* Your goal: In the material below, find all lines with the string "name" and copy them.

* Source data:
########
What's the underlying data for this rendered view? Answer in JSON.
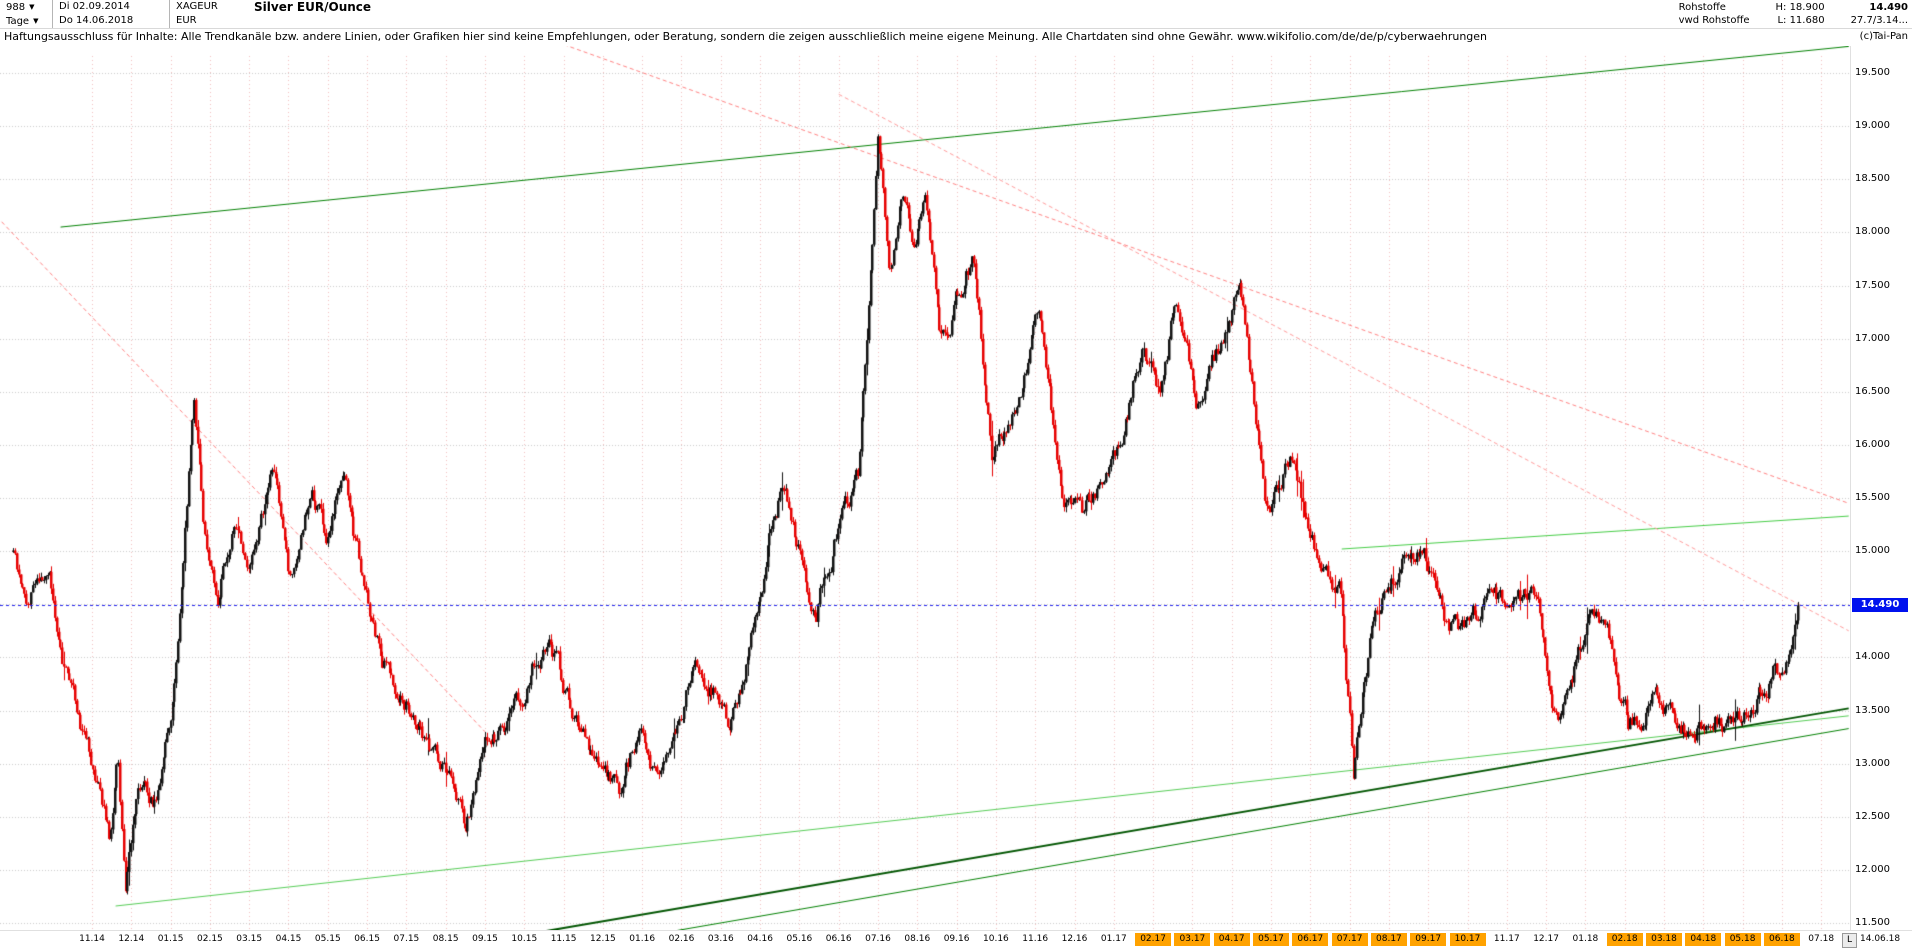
{
  "icons": {
    "dropdown_arrow": "▼"
  },
  "header": {
    "bars_count": "988",
    "start_date": "Di 02.09.2014",
    "symbol": "XAGEUR",
    "title": "Silver EUR/Ounce",
    "timeframe": "Tage",
    "end_date": "Do 14.06.2018",
    "currency": "EUR",
    "right": {
      "category": "Rohstoffe",
      "source": "vwd Rohstoffe",
      "high": "H: 18.900",
      "low": "L: 11.680",
      "last": "14.490",
      "extra": "27.7/3.14..."
    }
  },
  "disclaimer": {
    "text": "Haftungsausschluss für Inhalte: Alle Trendkanäle bzw. andere Linien, oder Grafiken hier sind keine Empfehlungen, oder Beratung, sondern die zeigen ausschließlich meine eigene Meinung. Alle Chartdaten sind ohne Gewähr.  www.wikifolio.com/de/de/p/cyberwaehrungen",
    "copyright": "(c)Tai-Pan"
  },
  "axis": {
    "y_ticks": [
      {
        "price": 19.5,
        "label": "19.500"
      },
      {
        "price": 19.0,
        "label": "19.000"
      },
      {
        "price": 18.5,
        "label": "18.500"
      },
      {
        "price": 18.0,
        "label": "18.000"
      },
      {
        "price": 17.5,
        "label": "17.500"
      },
      {
        "price": 17.0,
        "label": "17.000"
      },
      {
        "price": 16.5,
        "label": "16.500"
      },
      {
        "price": 16.0,
        "label": "16.000"
      },
      {
        "price": 15.5,
        "label": "15.500"
      },
      {
        "price": 15.0,
        "label": "15.000"
      },
      {
        "price": 14.5,
        "label": "14.500"
      },
      {
        "price": 14.0,
        "label": "14.000"
      },
      {
        "price": 13.5,
        "label": "13.500"
      },
      {
        "price": 13.0,
        "label": "13.000"
      },
      {
        "price": 12.5,
        "label": "12.500"
      },
      {
        "price": 12.0,
        "label": "12.000"
      },
      {
        "price": 11.5,
        "label": "11.500"
      }
    ],
    "price_tag": {
      "price": 14.49,
      "label": "14.490",
      "color": "#0011ee"
    },
    "x_labels": [
      {
        "m": 2,
        "label": "11.14",
        "highlight": false
      },
      {
        "m": 3,
        "label": "12.14",
        "highlight": false
      },
      {
        "m": 4,
        "label": "01.15",
        "highlight": false
      },
      {
        "m": 5,
        "label": "02.15",
        "highlight": false
      },
      {
        "m": 6,
        "label": "03.15",
        "highlight": false
      },
      {
        "m": 7,
        "label": "04.15",
        "highlight": false
      },
      {
        "m": 8,
        "label": "05.15",
        "highlight": false
      },
      {
        "m": 9,
        "label": "06.15",
        "highlight": false
      },
      {
        "m": 10,
        "label": "07.15",
        "highlight": false
      },
      {
        "m": 11,
        "label": "08.15",
        "highlight": false
      },
      {
        "m": 12,
        "label": "09.15",
        "highlight": false
      },
      {
        "m": 13,
        "label": "10.15",
        "highlight": false
      },
      {
        "m": 14,
        "label": "11.15",
        "highlight": false
      },
      {
        "m": 15,
        "label": "12.15",
        "highlight": false
      },
      {
        "m": 16,
        "label": "01.16",
        "highlight": false
      },
      {
        "m": 17,
        "label": "02.16",
        "highlight": false
      },
      {
        "m": 18,
        "label": "03.16",
        "highlight": false
      },
      {
        "m": 19,
        "label": "04.16",
        "highlight": false
      },
      {
        "m": 20,
        "label": "05.16",
        "highlight": false
      },
      {
        "m": 21,
        "label": "06.16",
        "highlight": false
      },
      {
        "m": 22,
        "label": "07.16",
        "highlight": false
      },
      {
        "m": 23,
        "label": "08.16",
        "highlight": false
      },
      {
        "m": 24,
        "label": "09.16",
        "highlight": false
      },
      {
        "m": 25,
        "label": "10.16",
        "highlight": false
      },
      {
        "m": 26,
        "label": "11.16",
        "highlight": false
      },
      {
        "m": 27,
        "label": "12.16",
        "highlight": false
      },
      {
        "m": 28,
        "label": "01.17",
        "highlight": false
      },
      {
        "m": 29,
        "label": "02.17",
        "highlight": true
      },
      {
        "m": 30,
        "label": "03.17",
        "highlight": true
      },
      {
        "m": 31,
        "label": "04.17",
        "highlight": true
      },
      {
        "m": 32,
        "label": "05.17",
        "highlight": true
      },
      {
        "m": 33,
        "label": "06.17",
        "highlight": true
      },
      {
        "m": 34,
        "label": "07.17",
        "highlight": true
      },
      {
        "m": 35,
        "label": "08.17",
        "highlight": true
      },
      {
        "m": 36,
        "label": "09.17",
        "highlight": true
      },
      {
        "m": 37,
        "label": "10.17",
        "highlight": true
      },
      {
        "m": 38,
        "label": "11.17",
        "highlight": false
      },
      {
        "m": 39,
        "label": "12.17",
        "highlight": false
      },
      {
        "m": 40,
        "label": "01.18",
        "highlight": false
      },
      {
        "m": 41,
        "label": "02.18",
        "highlight": true
      },
      {
        "m": 42,
        "label": "03.18",
        "highlight": true
      },
      {
        "m": 43,
        "label": "04.18",
        "highlight": true
      },
      {
        "m": 44,
        "label": "05.18",
        "highlight": true
      },
      {
        "m": 45,
        "label": "06.18",
        "highlight": true
      },
      {
        "m": 46,
        "label": "07.18",
        "highlight": false
      }
    ],
    "scale_button": "L",
    "last_date": "14.06.18"
  },
  "chart_data": {
    "type": "candlestick",
    "title": "Silver EUR/Ounce",
    "period": "Tage",
    "date_range": [
      "02.09.2014",
      "14.06.2018"
    ],
    "bars": 988,
    "high": 18.9,
    "low": 11.68,
    "last": 14.49,
    "x_unit": "months_since_2014-09",
    "x_range": [
      0,
      46.7
    ],
    "ylim": [
      11.43,
      19.75
    ],
    "grid": true,
    "price_path_anchors": [
      [
        0.0,
        15.0
      ],
      [
        0.35,
        14.5
      ],
      [
        0.9,
        14.8
      ],
      [
        1.4,
        13.75
      ],
      [
        2.0,
        13.05
      ],
      [
        2.45,
        12.3
      ],
      [
        2.65,
        12.95
      ],
      [
        2.85,
        11.68
      ],
      [
        3.15,
        12.8
      ],
      [
        3.6,
        12.65
      ],
      [
        4.0,
        13.6
      ],
      [
        4.35,
        15.15
      ],
      [
        4.6,
        16.5
      ],
      [
        4.85,
        15.25
      ],
      [
        5.2,
        14.6
      ],
      [
        5.6,
        15.3
      ],
      [
        6.0,
        14.9
      ],
      [
        6.6,
        15.7
      ],
      [
        7.0,
        14.75
      ],
      [
        7.6,
        15.6
      ],
      [
        8.0,
        15.1
      ],
      [
        8.4,
        15.65
      ],
      [
        8.8,
        14.9
      ],
      [
        9.4,
        14.05
      ],
      [
        10.0,
        13.6
      ],
      [
        10.6,
        13.2
      ],
      [
        11.2,
        12.75
      ],
      [
        11.5,
        12.35
      ],
      [
        11.9,
        13.1
      ],
      [
        12.4,
        13.3
      ],
      [
        13.0,
        13.6
      ],
      [
        13.6,
        14.2
      ],
      [
        14.1,
        13.6
      ],
      [
        14.6,
        13.2
      ],
      [
        15.1,
        12.95
      ],
      [
        15.45,
        12.65
      ],
      [
        15.9,
        13.3
      ],
      [
        16.3,
        12.85
      ],
      [
        16.8,
        13.3
      ],
      [
        17.3,
        13.95
      ],
      [
        17.8,
        13.75
      ],
      [
        18.2,
        13.3
      ],
      [
        18.7,
        14.0
      ],
      [
        19.3,
        15.3
      ],
      [
        19.55,
        15.6
      ],
      [
        20.0,
        15.0
      ],
      [
        20.4,
        14.45
      ],
      [
        20.9,
        15.1
      ],
      [
        21.5,
        15.7
      ],
      [
        22.0,
        18.85
      ],
      [
        22.3,
        17.6
      ],
      [
        22.6,
        18.3
      ],
      [
        22.9,
        17.95
      ],
      [
        23.2,
        18.35
      ],
      [
        23.6,
        17.0
      ],
      [
        24.0,
        17.4
      ],
      [
        24.4,
        17.75
      ],
      [
        24.9,
        15.95
      ],
      [
        25.4,
        16.3
      ],
      [
        26.1,
        17.25
      ],
      [
        26.7,
        15.4
      ],
      [
        27.2,
        15.3
      ],
      [
        27.7,
        15.75
      ],
      [
        28.2,
        16.1
      ],
      [
        28.7,
        16.9
      ],
      [
        29.2,
        16.6
      ],
      [
        29.6,
        17.4
      ],
      [
        30.1,
        16.5
      ],
      [
        30.7,
        16.9
      ],
      [
        31.2,
        17.45
      ],
      [
        31.9,
        15.4
      ],
      [
        32.5,
        15.9
      ],
      [
        33.2,
        14.9
      ],
      [
        33.8,
        14.6
      ],
      [
        34.1,
        12.98
      ],
      [
        34.5,
        14.1
      ],
      [
        35.0,
        14.7
      ],
      [
        35.9,
        15.1
      ],
      [
        36.5,
        14.3
      ],
      [
        37.0,
        14.25
      ],
      [
        37.6,
        14.6
      ],
      [
        38.2,
        14.4
      ],
      [
        38.7,
        14.55
      ],
      [
        39.3,
        13.45
      ],
      [
        40.1,
        14.35
      ],
      [
        40.5,
        14.45
      ],
      [
        41.1,
        13.4
      ],
      [
        41.7,
        13.6
      ],
      [
        42.3,
        13.35
      ],
      [
        42.8,
        13.3
      ],
      [
        43.3,
        13.55
      ],
      [
        43.8,
        13.4
      ],
      [
        44.3,
        13.5
      ],
      [
        44.8,
        13.95
      ],
      [
        45.0,
        13.8
      ],
      [
        45.42,
        14.49
      ]
    ],
    "trend_lines": [
      {
        "name": "upper-channel",
        "color": "#008000",
        "width": 1,
        "dash": null,
        "from": [
          1.2,
          18.05
        ],
        "to": [
          46.7,
          19.75
        ]
      },
      {
        "name": "lower-channel",
        "color": "#55cc55",
        "width": 1,
        "dash": null,
        "from": [
          2.6,
          11.66
        ],
        "to": [
          46.7,
          13.45
        ]
      },
      {
        "name": "support-main",
        "color": "#005500",
        "width": 2,
        "dash": null,
        "from": [
          10.0,
          11.2
        ],
        "to": [
          46.7,
          13.52
        ]
      },
      {
        "name": "support-secondary",
        "color": "#008000",
        "width": 1,
        "dash": null,
        "from": [
          12.5,
          11.15
        ],
        "to": [
          46.7,
          13.33
        ]
      },
      {
        "name": "minor-resistance",
        "color": "#44cc44",
        "width": 1,
        "dash": null,
        "from": [
          33.8,
          15.02
        ],
        "to": [
          46.7,
          15.33
        ]
      },
      {
        "name": "downtrend-2015",
        "color": "#ff8080",
        "width": 1,
        "dash": [
          4,
          3
        ],
        "from": [
          -0.3,
          18.1
        ],
        "to": [
          12.0,
          13.3
        ]
      },
      {
        "name": "downtrend-major",
        "color": "#ff8080",
        "width": 1,
        "dash": [
          4,
          3
        ],
        "from": [
          13.0,
          19.9
        ],
        "to": [
          46.7,
          15.45
        ]
      },
      {
        "name": "downtrend-secondary",
        "color": "#ff9999",
        "width": 1,
        "dash": [
          4,
          3
        ],
        "from": [
          21.0,
          19.3
        ],
        "to": [
          46.7,
          14.25
        ]
      }
    ],
    "reference_line": {
      "price": 14.49,
      "color": "#2222ee",
      "dash": [
        3,
        3
      ]
    },
    "colors": {
      "up": "#111111",
      "down": "#e60000",
      "grid": "#c9c9c9",
      "month_grid": "#f0bdbd"
    }
  }
}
########
* Exercise output:
        "name": "upper-channel",
        "name": "lower-channel",
        "name": "support-main",
        "name": "support-secondary",
        "name": "minor-resistance",
        "name": "downtrend-2015",
        "name": "downtrend-major",
        "name": "downtrend-secondary",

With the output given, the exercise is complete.